● Work to be completed
Pull out every line with the word "Incentive".

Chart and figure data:
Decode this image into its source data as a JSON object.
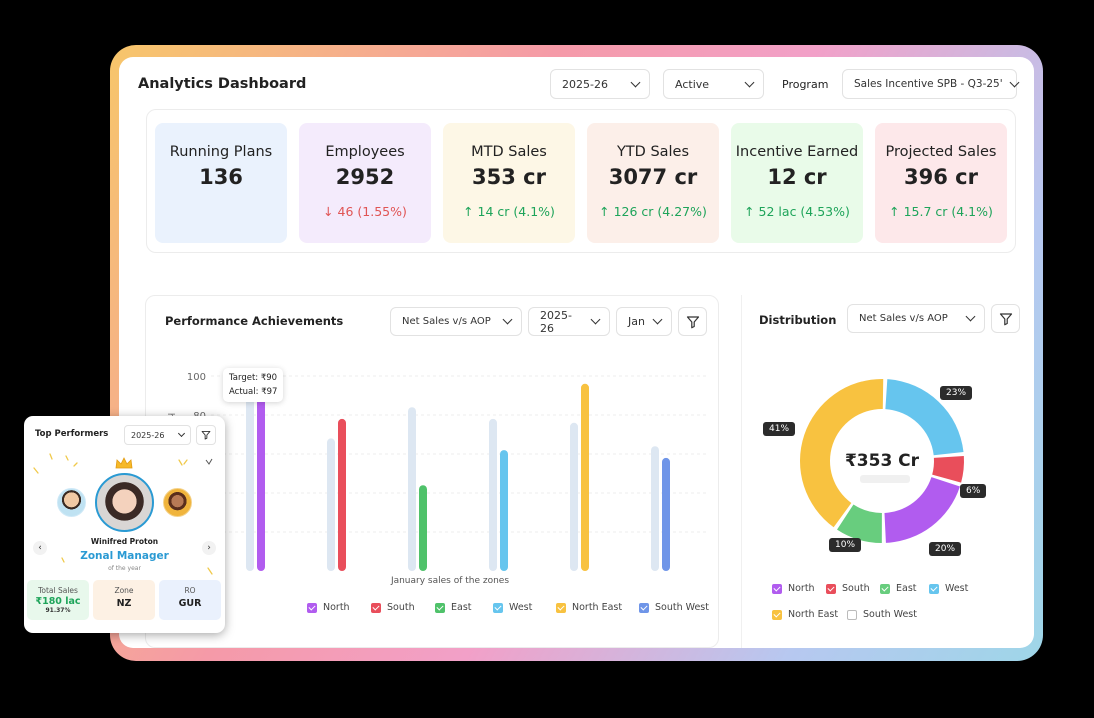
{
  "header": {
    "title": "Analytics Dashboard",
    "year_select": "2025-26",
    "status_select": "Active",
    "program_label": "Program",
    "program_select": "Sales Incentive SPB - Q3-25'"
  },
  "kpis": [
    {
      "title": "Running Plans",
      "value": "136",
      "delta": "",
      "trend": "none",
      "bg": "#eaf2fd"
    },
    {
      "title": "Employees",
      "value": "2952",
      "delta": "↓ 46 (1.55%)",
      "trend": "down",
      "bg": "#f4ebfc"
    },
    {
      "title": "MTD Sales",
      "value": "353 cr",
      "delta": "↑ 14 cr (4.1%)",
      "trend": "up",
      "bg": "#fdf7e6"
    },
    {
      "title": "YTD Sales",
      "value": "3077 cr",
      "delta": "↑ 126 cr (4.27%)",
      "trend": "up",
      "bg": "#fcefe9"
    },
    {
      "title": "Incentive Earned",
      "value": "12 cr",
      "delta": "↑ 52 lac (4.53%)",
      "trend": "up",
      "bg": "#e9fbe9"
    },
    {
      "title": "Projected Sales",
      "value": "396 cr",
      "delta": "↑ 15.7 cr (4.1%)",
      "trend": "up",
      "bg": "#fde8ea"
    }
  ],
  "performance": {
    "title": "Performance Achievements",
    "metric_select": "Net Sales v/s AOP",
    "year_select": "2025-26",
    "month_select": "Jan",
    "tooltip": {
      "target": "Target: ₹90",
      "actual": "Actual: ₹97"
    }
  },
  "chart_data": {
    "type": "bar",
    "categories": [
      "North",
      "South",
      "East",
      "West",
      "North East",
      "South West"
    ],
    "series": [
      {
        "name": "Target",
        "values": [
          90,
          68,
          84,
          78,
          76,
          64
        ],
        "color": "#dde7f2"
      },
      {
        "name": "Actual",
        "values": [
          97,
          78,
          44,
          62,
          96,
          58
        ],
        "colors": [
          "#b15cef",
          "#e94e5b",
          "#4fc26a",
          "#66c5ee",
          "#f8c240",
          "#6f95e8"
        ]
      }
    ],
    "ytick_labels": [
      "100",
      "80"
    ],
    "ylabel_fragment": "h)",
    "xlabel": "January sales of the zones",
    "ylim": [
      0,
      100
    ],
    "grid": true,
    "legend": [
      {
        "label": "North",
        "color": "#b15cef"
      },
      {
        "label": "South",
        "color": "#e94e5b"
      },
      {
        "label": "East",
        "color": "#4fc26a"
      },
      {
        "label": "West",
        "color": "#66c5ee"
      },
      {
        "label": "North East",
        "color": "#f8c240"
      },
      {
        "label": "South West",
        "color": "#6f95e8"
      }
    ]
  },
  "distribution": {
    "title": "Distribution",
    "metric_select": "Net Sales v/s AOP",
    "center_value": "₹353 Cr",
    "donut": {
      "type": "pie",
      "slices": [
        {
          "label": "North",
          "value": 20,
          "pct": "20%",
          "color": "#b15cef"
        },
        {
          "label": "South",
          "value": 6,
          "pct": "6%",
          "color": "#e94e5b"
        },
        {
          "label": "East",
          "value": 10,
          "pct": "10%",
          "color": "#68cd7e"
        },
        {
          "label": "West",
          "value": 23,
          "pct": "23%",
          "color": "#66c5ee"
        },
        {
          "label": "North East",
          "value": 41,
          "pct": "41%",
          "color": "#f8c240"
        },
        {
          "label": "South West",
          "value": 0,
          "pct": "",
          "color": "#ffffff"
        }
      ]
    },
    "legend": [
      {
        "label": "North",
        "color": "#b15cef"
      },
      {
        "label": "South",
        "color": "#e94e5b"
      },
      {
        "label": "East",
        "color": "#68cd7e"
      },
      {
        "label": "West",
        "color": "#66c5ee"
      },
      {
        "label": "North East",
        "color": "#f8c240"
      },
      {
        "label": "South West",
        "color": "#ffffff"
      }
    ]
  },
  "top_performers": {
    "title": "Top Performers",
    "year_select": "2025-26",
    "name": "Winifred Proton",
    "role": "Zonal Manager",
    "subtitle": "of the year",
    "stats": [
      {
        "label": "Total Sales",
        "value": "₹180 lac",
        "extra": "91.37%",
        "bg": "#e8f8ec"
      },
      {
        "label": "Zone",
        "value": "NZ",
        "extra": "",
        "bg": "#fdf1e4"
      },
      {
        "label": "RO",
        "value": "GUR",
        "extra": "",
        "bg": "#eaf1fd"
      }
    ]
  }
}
...
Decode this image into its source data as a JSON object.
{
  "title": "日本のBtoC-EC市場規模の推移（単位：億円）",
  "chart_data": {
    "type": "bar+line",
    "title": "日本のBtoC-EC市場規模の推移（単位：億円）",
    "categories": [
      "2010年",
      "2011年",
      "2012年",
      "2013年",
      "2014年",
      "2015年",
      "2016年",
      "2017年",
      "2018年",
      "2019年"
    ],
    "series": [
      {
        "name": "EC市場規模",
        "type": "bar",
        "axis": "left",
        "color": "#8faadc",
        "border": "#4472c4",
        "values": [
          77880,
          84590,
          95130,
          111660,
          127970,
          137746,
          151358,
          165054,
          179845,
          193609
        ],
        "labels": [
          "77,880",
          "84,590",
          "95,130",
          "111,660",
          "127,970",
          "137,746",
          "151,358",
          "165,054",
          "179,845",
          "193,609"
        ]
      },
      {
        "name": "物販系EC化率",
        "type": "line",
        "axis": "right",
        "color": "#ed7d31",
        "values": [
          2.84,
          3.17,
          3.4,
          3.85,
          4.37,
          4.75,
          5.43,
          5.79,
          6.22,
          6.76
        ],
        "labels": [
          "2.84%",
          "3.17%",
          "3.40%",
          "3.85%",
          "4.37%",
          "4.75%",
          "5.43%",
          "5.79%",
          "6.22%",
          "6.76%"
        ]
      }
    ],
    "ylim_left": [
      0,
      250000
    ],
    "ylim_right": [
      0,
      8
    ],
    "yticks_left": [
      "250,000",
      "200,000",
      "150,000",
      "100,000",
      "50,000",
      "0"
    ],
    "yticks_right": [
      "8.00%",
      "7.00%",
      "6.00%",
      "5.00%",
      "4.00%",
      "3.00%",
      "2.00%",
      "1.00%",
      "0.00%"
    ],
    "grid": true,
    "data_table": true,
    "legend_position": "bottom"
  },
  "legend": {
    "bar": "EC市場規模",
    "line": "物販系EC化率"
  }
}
---
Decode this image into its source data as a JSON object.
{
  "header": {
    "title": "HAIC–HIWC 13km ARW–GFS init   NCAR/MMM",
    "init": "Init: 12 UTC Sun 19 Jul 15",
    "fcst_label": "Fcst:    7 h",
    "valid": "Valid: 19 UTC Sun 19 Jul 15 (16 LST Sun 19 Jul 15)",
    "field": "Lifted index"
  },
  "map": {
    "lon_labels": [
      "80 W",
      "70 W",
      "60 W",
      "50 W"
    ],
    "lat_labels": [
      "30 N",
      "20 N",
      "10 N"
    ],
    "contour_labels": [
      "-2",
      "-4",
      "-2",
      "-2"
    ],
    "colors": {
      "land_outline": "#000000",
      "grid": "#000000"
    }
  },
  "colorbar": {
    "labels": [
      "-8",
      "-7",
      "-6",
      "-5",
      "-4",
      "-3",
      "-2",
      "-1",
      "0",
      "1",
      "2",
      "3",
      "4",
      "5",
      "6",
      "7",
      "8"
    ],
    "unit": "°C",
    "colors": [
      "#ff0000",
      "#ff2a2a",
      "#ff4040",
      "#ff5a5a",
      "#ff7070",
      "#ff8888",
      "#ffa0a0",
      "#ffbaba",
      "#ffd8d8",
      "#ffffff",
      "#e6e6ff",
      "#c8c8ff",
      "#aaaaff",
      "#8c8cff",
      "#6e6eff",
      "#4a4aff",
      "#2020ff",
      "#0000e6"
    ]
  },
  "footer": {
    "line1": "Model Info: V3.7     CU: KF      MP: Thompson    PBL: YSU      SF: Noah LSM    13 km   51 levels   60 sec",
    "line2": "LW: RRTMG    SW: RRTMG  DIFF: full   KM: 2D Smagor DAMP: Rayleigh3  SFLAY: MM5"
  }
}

● Solution for this exercise
    "program_select": "Sales Incentive SPB - Q3-25'"
      "title": "Incentive Earned",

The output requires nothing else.